:: EXERCISE DETAILS ::
Reproduce the entries exactly.

:: MATERIAL FOR THIS TASK ::
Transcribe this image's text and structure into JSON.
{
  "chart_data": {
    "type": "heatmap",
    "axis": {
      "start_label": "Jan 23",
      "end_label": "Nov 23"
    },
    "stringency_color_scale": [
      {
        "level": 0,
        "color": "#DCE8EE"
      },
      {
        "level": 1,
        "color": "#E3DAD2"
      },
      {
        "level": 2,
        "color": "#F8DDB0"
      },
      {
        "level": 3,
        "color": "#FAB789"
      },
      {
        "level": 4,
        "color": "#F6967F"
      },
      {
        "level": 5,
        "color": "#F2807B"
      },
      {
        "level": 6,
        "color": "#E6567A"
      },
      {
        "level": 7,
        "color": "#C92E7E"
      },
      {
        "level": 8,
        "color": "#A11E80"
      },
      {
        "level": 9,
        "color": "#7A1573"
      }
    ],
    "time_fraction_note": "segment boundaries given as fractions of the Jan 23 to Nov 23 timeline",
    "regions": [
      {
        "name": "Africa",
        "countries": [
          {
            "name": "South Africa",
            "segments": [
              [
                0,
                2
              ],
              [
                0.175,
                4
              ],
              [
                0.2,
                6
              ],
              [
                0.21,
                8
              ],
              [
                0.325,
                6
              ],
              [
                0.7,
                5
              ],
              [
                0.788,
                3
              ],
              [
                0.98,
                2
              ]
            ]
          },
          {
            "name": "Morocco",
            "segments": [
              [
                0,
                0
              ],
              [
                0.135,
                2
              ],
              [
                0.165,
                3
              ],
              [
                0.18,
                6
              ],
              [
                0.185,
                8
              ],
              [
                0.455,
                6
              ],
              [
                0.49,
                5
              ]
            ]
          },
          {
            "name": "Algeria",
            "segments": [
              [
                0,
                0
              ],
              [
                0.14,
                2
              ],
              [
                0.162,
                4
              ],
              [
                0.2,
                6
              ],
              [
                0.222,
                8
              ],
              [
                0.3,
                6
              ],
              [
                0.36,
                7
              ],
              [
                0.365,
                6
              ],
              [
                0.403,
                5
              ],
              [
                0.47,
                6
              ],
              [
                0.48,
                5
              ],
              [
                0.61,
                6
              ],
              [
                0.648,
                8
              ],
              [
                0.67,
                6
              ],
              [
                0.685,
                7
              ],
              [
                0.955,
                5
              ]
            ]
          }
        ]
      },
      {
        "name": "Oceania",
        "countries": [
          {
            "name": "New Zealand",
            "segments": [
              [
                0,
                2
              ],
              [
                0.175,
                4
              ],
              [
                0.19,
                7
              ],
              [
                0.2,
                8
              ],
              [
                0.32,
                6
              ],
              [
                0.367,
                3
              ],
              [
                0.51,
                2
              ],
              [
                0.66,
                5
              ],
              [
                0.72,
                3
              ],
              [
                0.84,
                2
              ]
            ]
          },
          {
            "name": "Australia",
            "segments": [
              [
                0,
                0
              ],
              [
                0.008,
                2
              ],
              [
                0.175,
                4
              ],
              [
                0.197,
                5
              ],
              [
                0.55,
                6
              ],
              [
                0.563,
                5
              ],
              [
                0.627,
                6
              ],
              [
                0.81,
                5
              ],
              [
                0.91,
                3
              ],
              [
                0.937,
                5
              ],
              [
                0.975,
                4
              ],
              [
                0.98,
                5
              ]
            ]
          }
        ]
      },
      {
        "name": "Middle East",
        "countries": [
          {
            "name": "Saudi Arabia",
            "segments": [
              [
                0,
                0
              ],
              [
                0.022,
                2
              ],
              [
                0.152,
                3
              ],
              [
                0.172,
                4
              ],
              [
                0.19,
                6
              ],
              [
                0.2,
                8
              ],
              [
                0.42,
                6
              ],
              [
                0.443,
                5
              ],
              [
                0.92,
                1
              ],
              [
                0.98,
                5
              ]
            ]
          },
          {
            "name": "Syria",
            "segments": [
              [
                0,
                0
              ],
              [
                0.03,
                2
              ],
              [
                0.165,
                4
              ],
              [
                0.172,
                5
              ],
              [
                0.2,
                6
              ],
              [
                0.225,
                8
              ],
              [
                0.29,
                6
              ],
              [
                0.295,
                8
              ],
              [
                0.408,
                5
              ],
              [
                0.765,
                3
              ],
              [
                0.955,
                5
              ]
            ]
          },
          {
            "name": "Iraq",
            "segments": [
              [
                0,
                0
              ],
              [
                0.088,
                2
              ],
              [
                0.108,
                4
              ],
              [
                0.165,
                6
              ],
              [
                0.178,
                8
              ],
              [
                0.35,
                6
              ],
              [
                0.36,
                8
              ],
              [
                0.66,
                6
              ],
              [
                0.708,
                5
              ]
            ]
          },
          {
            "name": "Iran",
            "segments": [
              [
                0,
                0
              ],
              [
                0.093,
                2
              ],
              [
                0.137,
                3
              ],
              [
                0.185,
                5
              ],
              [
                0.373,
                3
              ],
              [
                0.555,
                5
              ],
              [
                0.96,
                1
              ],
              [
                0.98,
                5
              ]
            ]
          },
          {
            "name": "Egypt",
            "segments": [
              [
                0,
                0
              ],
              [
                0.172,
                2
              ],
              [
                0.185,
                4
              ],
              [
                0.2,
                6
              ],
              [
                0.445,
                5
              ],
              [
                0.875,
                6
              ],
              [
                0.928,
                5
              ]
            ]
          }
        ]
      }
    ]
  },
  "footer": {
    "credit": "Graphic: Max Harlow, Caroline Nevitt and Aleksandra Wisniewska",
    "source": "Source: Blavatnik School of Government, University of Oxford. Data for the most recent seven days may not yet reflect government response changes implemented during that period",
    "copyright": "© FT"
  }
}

:: EXERCISE RESULT ::
Transcribe this image's text and structure into JSON.
{
  "chart_data": {
    "type": "heatmap",
    "axis": {
      "start_label": "Jan 23",
      "end_label": "Nov 23"
    },
    "stringency_color_scale": [
      {
        "level": 0,
        "color": "#DCE8EE"
      },
      {
        "level": 1,
        "color": "#E3DAD2"
      },
      {
        "level": 2,
        "color": "#F8DDB0"
      },
      {
        "level": 3,
        "color": "#FAB789"
      },
      {
        "level": 4,
        "color": "#F6967F"
      },
      {
        "level": 5,
        "color": "#F2807B"
      },
      {
        "level": 6,
        "color": "#E6567A"
      },
      {
        "level": 7,
        "color": "#C92E7E"
      },
      {
        "level": 8,
        "color": "#A11E80"
      },
      {
        "level": 9,
        "color": "#7A1573"
      }
    ],
    "time_fraction_note": "segment boundaries given as fractions of the Jan 23 to Nov 23 timeline",
    "regions": [
      {
        "name": "Africa",
        "countries": [
          {
            "name": "South Africa",
            "segments": [
              [
                0,
                2
              ],
              [
                0.175,
                4
              ],
              [
                0.2,
                6
              ],
              [
                0.21,
                8
              ],
              [
                0.325,
                6
              ],
              [
                0.7,
                5
              ],
              [
                0.788,
                3
              ],
              [
                0.98,
                2
              ]
            ]
          },
          {
            "name": "Morocco",
            "segments": [
              [
                0,
                0
              ],
              [
                0.135,
                2
              ],
              [
                0.165,
                3
              ],
              [
                0.18,
                6
              ],
              [
                0.185,
                8
              ],
              [
                0.455,
                6
              ],
              [
                0.49,
                5
              ]
            ]
          },
          {
            "name": "Algeria",
            "segments": [
              [
                0,
                0
              ],
              [
                0.14,
                2
              ],
              [
                0.162,
                4
              ],
              [
                0.2,
                6
              ],
              [
                0.222,
                8
              ],
              [
                0.3,
                6
              ],
              [
                0.36,
                7
              ],
              [
                0.365,
                6
              ],
              [
                0.403,
                5
              ],
              [
                0.47,
                6
              ],
              [
                0.48,
                5
              ],
              [
                0.61,
                6
              ],
              [
                0.648,
                8
              ],
              [
                0.67,
                6
              ],
              [
                0.685,
                7
              ],
              [
                0.955,
                5
              ]
            ]
          }
        ]
      },
      {
        "name": "Oceania",
        "countries": [
          {
            "name": "New Zealand",
            "segments": [
              [
                0,
                2
              ],
              [
                0.175,
                4
              ],
              [
                0.19,
                7
              ],
              [
                0.2,
                8
              ],
              [
                0.32,
                6
              ],
              [
                0.367,
                3
              ],
              [
                0.51,
                2
              ],
              [
                0.66,
                5
              ],
              [
                0.72,
                3
              ],
              [
                0.84,
                2
              ]
            ]
          },
          {
            "name": "Australia",
            "segments": [
              [
                0,
                0
              ],
              [
                0.008,
                2
              ],
              [
                0.175,
                4
              ],
              [
                0.197,
                5
              ],
              [
                0.55,
                6
              ],
              [
                0.563,
                5
              ],
              [
                0.627,
                6
              ],
              [
                0.81,
                5
              ],
              [
                0.91,
                3
              ],
              [
                0.937,
                5
              ],
              [
                0.975,
                4
              ],
              [
                0.98,
                5
              ]
            ]
          }
        ]
      },
      {
        "name": "Middle East",
        "countries": [
          {
            "name": "Saudi Arabia",
            "segments": [
              [
                0,
                0
              ],
              [
                0.022,
                2
              ],
              [
                0.152,
                3
              ],
              [
                0.172,
                4
              ],
              [
                0.19,
                6
              ],
              [
                0.2,
                8
              ],
              [
                0.42,
                6
              ],
              [
                0.443,
                5
              ],
              [
                0.92,
                1
              ],
              [
                0.98,
                5
              ]
            ]
          },
          {
            "name": "Syria",
            "segments": [
              [
                0,
                0
              ],
              [
                0.03,
                2
              ],
              [
                0.165,
                4
              ],
              [
                0.172,
                5
              ],
              [
                0.2,
                6
              ],
              [
                0.225,
                8
              ],
              [
                0.29,
                6
              ],
              [
                0.295,
                8
              ],
              [
                0.408,
                5
              ],
              [
                0.765,
                3
              ],
              [
                0.955,
                5
              ]
            ]
          },
          {
            "name": "Iraq",
            "segments": [
              [
                0,
                0
              ],
              [
                0.088,
                2
              ],
              [
                0.108,
                4
              ],
              [
                0.165,
                6
              ],
              [
                0.178,
                8
              ],
              [
                0.35,
                6
              ],
              [
                0.36,
                8
              ],
              [
                0.66,
                6
              ],
              [
                0.708,
                5
              ]
            ]
          },
          {
            "name": "Iran",
            "segments": [
              [
                0,
                0
              ],
              [
                0.093,
                2
              ],
              [
                0.137,
                3
              ],
              [
                0.185,
                5
              ],
              [
                0.373,
                3
              ],
              [
                0.555,
                5
              ],
              [
                0.96,
                1
              ],
              [
                0.98,
                5
              ]
            ]
          },
          {
            "name": "Egypt",
            "segments": [
              [
                0,
                0
              ],
              [
                0.172,
                2
              ],
              [
                0.185,
                4
              ],
              [
                0.2,
                6
              ],
              [
                0.445,
                5
              ],
              [
                0.875,
                6
              ],
              [
                0.928,
                5
              ]
            ]
          }
        ]
      }
    ]
  },
  "footer": {
    "credit": "Graphic: Max Harlow, Caroline Nevitt and Aleksandra Wisniewska",
    "source": "Source: Blavatnik School of Government, University of Oxford. Data for the most recent seven days may not yet reflect government response changes implemented during that period",
    "copyright": "© FT"
  }
}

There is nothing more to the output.